[Text shown start]

1. What is an AVL Tree?
Definition
An AVL Tree is a self-balancing binary search tree (BST) in which the balance factor (difference between heights of left and right subtrees) of every node is at most 1.
Explanation
Ensures tree height remains logarithmic
Balance Factor = height(left) − height(right)
Values must be -1, 0, or 1
If violated, rotations are applied
Key Points
Strictly balanced compared to Red-Black Trees
Guarantees faster lookups
May require more rotations during insert/delete
Pseudo Code (Insertion with Balancing)
insert(node, key):
if node == NULL:
return new Node(key)
if key < node.data:
node.left = insert(node.left, key)
else:
node.right = insert(node.right, key)
updateHeight(node)
balance = height(node.left) - height(node.right)
if balance > 1:
if key < node.left.data:
return rightRotate(node)
else:
node.left = leftRotate(node.left)
return rightRotate(node)
if balance < -1:
if key > node.right.data:
return leftRotate(node)

[Text shown end]
[Entries shown start]

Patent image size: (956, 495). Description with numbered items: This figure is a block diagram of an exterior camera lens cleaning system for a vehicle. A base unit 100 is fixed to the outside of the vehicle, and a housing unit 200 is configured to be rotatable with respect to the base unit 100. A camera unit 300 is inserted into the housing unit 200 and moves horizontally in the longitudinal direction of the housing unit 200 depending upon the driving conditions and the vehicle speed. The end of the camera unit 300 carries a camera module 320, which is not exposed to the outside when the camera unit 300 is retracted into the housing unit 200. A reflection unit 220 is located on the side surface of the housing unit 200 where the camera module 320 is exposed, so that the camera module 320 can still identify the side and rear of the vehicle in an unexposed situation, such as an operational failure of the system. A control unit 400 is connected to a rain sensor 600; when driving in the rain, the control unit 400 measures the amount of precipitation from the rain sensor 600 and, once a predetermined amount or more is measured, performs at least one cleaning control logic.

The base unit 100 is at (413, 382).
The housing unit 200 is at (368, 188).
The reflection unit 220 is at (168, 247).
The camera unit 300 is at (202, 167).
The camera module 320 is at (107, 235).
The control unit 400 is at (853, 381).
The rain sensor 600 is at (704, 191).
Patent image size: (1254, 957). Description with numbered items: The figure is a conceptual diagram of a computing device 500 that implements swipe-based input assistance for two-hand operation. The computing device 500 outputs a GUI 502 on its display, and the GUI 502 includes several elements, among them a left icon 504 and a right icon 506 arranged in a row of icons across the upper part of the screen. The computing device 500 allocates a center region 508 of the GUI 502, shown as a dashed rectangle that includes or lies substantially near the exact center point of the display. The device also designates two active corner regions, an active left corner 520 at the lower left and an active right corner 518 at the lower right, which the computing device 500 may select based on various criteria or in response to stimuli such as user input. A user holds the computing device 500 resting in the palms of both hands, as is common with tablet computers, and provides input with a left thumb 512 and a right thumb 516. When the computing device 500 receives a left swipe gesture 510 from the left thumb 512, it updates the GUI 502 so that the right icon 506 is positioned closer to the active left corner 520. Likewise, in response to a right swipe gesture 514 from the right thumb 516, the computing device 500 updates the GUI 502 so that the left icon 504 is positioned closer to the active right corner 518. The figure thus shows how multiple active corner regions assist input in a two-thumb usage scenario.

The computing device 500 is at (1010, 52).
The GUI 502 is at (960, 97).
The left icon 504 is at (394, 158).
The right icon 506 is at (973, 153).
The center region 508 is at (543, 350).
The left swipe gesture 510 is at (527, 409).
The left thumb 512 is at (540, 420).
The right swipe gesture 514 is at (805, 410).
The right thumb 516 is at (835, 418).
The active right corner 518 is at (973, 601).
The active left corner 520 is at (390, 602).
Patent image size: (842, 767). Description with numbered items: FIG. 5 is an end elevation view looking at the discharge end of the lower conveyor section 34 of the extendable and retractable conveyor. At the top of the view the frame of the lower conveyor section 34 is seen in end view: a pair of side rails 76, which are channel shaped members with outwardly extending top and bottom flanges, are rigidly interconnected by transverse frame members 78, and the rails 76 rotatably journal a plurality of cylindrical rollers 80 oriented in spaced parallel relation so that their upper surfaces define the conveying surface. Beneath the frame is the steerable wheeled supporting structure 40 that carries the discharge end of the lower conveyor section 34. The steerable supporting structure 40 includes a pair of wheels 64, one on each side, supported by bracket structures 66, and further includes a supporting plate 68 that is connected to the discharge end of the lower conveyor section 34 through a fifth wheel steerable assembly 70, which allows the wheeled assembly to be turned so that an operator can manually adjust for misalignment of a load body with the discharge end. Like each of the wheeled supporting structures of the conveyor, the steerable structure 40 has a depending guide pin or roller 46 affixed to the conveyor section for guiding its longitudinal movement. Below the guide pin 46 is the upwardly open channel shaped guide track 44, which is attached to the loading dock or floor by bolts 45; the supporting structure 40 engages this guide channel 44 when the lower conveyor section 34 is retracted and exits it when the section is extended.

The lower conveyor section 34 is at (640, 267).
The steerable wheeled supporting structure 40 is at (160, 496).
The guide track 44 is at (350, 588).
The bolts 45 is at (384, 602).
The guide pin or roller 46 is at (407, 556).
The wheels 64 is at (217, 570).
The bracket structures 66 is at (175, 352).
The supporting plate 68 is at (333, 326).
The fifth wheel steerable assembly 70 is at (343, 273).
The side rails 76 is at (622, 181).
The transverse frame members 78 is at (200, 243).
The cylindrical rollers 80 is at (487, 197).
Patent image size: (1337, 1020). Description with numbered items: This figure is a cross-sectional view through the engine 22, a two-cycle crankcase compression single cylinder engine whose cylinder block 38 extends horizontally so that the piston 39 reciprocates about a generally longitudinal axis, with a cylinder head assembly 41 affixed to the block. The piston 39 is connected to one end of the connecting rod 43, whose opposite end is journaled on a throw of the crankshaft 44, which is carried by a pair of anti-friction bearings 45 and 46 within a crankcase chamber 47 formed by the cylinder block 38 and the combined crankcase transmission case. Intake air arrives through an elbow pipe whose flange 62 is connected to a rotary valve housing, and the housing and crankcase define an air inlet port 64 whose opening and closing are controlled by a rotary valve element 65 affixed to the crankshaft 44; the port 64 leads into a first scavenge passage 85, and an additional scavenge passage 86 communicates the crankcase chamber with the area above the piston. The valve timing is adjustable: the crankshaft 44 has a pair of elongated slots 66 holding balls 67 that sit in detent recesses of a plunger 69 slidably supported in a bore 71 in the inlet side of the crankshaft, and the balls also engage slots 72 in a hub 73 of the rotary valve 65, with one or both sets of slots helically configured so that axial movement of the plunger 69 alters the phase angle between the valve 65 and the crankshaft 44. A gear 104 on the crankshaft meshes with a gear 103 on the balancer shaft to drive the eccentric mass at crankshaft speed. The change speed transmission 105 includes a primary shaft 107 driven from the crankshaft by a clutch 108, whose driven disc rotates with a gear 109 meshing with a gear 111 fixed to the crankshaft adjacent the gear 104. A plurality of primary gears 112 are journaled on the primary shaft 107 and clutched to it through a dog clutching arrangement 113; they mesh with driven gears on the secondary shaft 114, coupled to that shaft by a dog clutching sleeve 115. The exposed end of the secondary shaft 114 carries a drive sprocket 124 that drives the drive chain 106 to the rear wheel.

[Entries shown end]

▶ **Objective**
Print a passage of the AVL tree notes word for word, starting at the words "Explanation" and ending after "return new Node(key)". The records have no connection to the AVL tree notes.

▶ **Task solution**
Explanation
Ensures tree height remains logarithmic
Balance Factor = height(left) − height(right)
Values must be -1, 0, or 1
If violated, rotations are applied
Key Points
Strictly balanced compared to Red-Black Trees
Guarantees faster lookups
May require more rotations during insert/delete
Pseudo Code (Insertion with Balancing)
insert(node, key):
if node == NULL:
return new Node(key)